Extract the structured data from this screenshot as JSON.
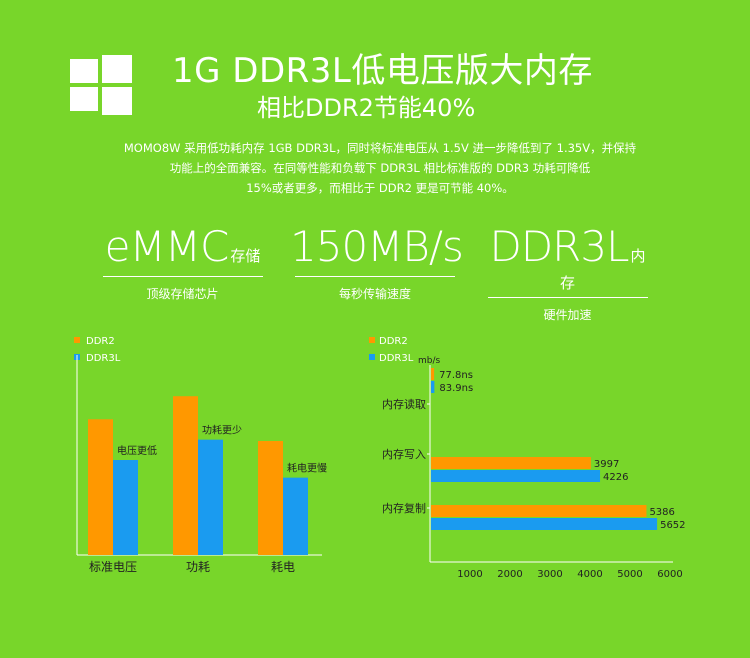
{
  "header": {
    "logo_icon": "windows-logo-icon",
    "title": "1G DDR3L低电压版大内存",
    "subtitle": "相比DDR2节能40%"
  },
  "description": [
    "MOMO8W 采用低功耗内存 1GB DDR3L，同时将标准电压从 1.5V 进一步降低到了 1.35V，并保持",
    "功能上的全面兼容。在同等性能和负载下 DDR3L 相比标准版的 DDR3 功耗可降低",
    "15%或者更多，而相比于 DDR2 更是可节能 40%。"
  ],
  "features": [
    {
      "big": "eMMC",
      "small": "存储",
      "sub": "顶级存储芯片"
    },
    {
      "big": "150MB/s",
      "small": "",
      "sub": "每秒传输速度"
    },
    {
      "big": "DDR3L",
      "small": "内存",
      "sub": "硬件加速"
    }
  ],
  "colors": {
    "background": "#78d62a",
    "ddr2": "#ff9800",
    "ddr3l": "#1a9bf0",
    "text": "#ffffff"
  },
  "chart_data": [
    {
      "type": "bar",
      "orientation": "vertical",
      "categories": [
        "标准电压",
        "功耗",
        "耗电"
      ],
      "series": [
        {
          "name": "DDR2",
          "values": [
            100,
            117,
            84
          ]
        },
        {
          "name": "DDR3L",
          "values": [
            70,
            85,
            57
          ]
        }
      ],
      "annotations": [
        "电压更低",
        "功耗更少",
        "耗电更慢"
      ],
      "ylim": [
        0,
        140
      ],
      "legend": "top-left",
      "grid": false
    },
    {
      "type": "bar",
      "orientation": "horizontal",
      "categories": [
        "内存读取",
        "内存写入",
        "内存复制"
      ],
      "series": [
        {
          "name": "DDR2",
          "values": [
            77.8,
            3997,
            5386
          ]
        },
        {
          "name": "DDR3L",
          "values": [
            83.9,
            4226,
            5652
          ]
        }
      ],
      "data_labels": [
        [
          "77.8ns",
          "3997",
          "5386"
        ],
        [
          "83.9ns",
          "4226",
          "5652"
        ]
      ],
      "unit_label": "mb/s",
      "x_ticks": [
        "1000",
        "2000",
        "3000",
        "4000",
        "5000",
        "6000"
      ],
      "xlim": [
        0,
        6000
      ],
      "legend": "top-left",
      "grid": false
    }
  ]
}
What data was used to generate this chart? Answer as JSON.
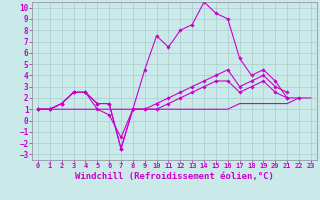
{
  "background_color": "#caeaea",
  "grid_color": "#aacccc",
  "line_color": "#cc00cc",
  "xlabel": "Windchill (Refroidissement éolien,°C)",
  "xlabel_fontsize": 6.5,
  "ytick_fontsize": 5.5,
  "xtick_fontsize": 5.0,
  "ylim": [
    -3.5,
    10.5
  ],
  "xlim": [
    -0.5,
    23.5
  ],
  "xticks": [
    0,
    1,
    2,
    3,
    4,
    5,
    6,
    7,
    8,
    9,
    10,
    11,
    12,
    13,
    14,
    15,
    16,
    17,
    18,
    19,
    20,
    21,
    22,
    23
  ],
  "yticks": [
    -3,
    -2,
    -1,
    0,
    1,
    2,
    3,
    4,
    5,
    6,
    7,
    8,
    9,
    10
  ],
  "series": [
    {
      "x": [
        0,
        1,
        2,
        3,
        4,
        5,
        6,
        7,
        8,
        9,
        10,
        11,
        12,
        13,
        14,
        15,
        16,
        17,
        18,
        19,
        20,
        21,
        22
      ],
      "y": [
        1.0,
        1.0,
        1.5,
        2.5,
        2.5,
        1.0,
        0.5,
        -1.5,
        1.0,
        4.5,
        7.5,
        6.5,
        8.0,
        8.5,
        10.5,
        9.5,
        9.0,
        5.5,
        4.0,
        4.5,
        3.5,
        2.0,
        2.0
      ],
      "marker": "D",
      "ms": 1.8,
      "lw": 0.8
    },
    {
      "x": [
        0,
        1,
        2,
        3,
        4,
        5,
        6,
        7,
        8,
        9,
        10,
        11,
        12,
        13,
        14,
        15,
        16,
        17,
        18,
        19,
        20,
        21
      ],
      "y": [
        1.0,
        1.0,
        1.5,
        2.5,
        2.5,
        1.5,
        1.5,
        -2.5,
        1.0,
        1.0,
        1.5,
        2.0,
        2.5,
        3.0,
        3.5,
        4.0,
        4.5,
        3.0,
        3.5,
        4.0,
        3.0,
        2.5
      ],
      "marker": "D",
      "ms": 1.8,
      "lw": 0.8
    },
    {
      "x": [
        0,
        1,
        2,
        3,
        4,
        5,
        6,
        7,
        8,
        9,
        10,
        11,
        12,
        13,
        14,
        15,
        16,
        17,
        18,
        19,
        20,
        21
      ],
      "y": [
        1.0,
        1.0,
        1.5,
        2.5,
        2.5,
        1.5,
        1.5,
        -2.5,
        1.0,
        1.0,
        1.0,
        1.5,
        2.0,
        2.5,
        3.0,
        3.5,
        3.5,
        2.5,
        3.0,
        3.5,
        2.5,
        2.0
      ],
      "marker": "D",
      "ms": 1.8,
      "lw": 0.8
    },
    {
      "x": [
        0,
        1,
        2,
        3,
        4,
        5,
        6,
        7,
        8,
        9,
        10,
        11,
        12,
        13,
        14,
        15,
        16,
        17,
        18,
        19,
        20,
        21,
        22,
        23
      ],
      "y": [
        1.0,
        1.0,
        1.0,
        1.0,
        1.0,
        1.0,
        1.0,
        1.0,
        1.0,
        1.0,
        1.0,
        1.0,
        1.0,
        1.0,
        1.0,
        1.0,
        1.0,
        1.5,
        1.5,
        1.5,
        1.5,
        1.5,
        2.0,
        2.0
      ],
      "marker": null,
      "ms": 0,
      "lw": 0.8
    }
  ]
}
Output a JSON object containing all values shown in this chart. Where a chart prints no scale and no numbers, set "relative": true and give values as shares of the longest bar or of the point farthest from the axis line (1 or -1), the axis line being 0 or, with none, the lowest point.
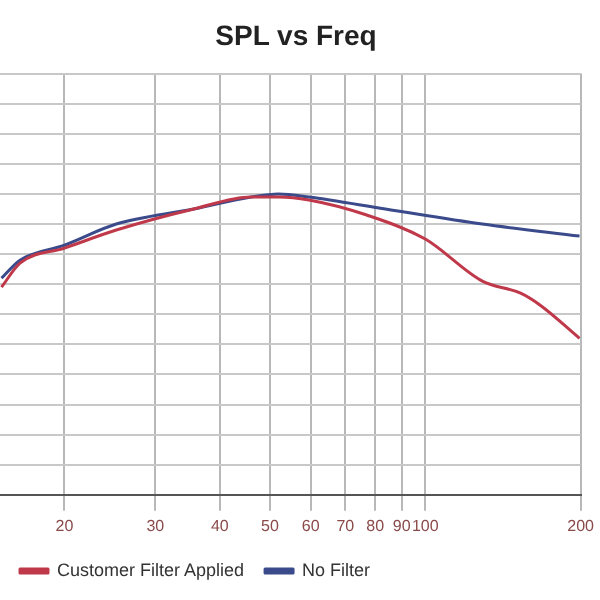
{
  "chart_data": {
    "type": "line",
    "title": "SPL vs Freq",
    "relative": true,
    "log": "x",
    "xlim": [
      15,
      200
    ],
    "xticks": [
      20,
      30,
      40,
      50,
      60,
      70,
      80,
      90,
      100,
      200
    ],
    "grid": true,
    "legend": "bottom",
    "marker": "none",
    "series": [
      {
        "name": "Customer Filter Applied",
        "color": "#c0394a",
        "x": [
          15.1,
          16.4,
          20,
          25.2,
          35.6,
          46,
          52,
          59.5,
          77,
          100,
          129,
          153,
          167,
          199
        ],
        "values": [
          0.69,
          0.77,
          0.82,
          0.88,
          0.95,
          0.99,
          0.99,
          0.98,
          0.93,
          0.85,
          0.71,
          0.67,
          0.63,
          0.52
        ]
      },
      {
        "name": "No Filter",
        "color": "#3a4a8a",
        "x": [
          15.1,
          16.4,
          20,
          25.2,
          35.6,
          46,
          52,
          59.5,
          83.7,
          129,
          199
        ],
        "values": [
          0.72,
          0.78,
          0.83,
          0.9,
          0.95,
          0.99,
          1,
          0.99,
          0.95,
          0.9,
          0.86
        ]
      }
    ]
  }
}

EXERCISE: Identify the lines above that contain the word "from", then copy them.

WRITTEN SOLUTION:
Extract the structured data from this screenshot as JSON.
Output a JSON object containing all values shown in this chart. Where a chart prints no scale and no numbers, set "relative": true and give values as shares of the longest bar or of the point farthest from the axis line (1 or -1), the axis line being 0 or, with none, the lowest point.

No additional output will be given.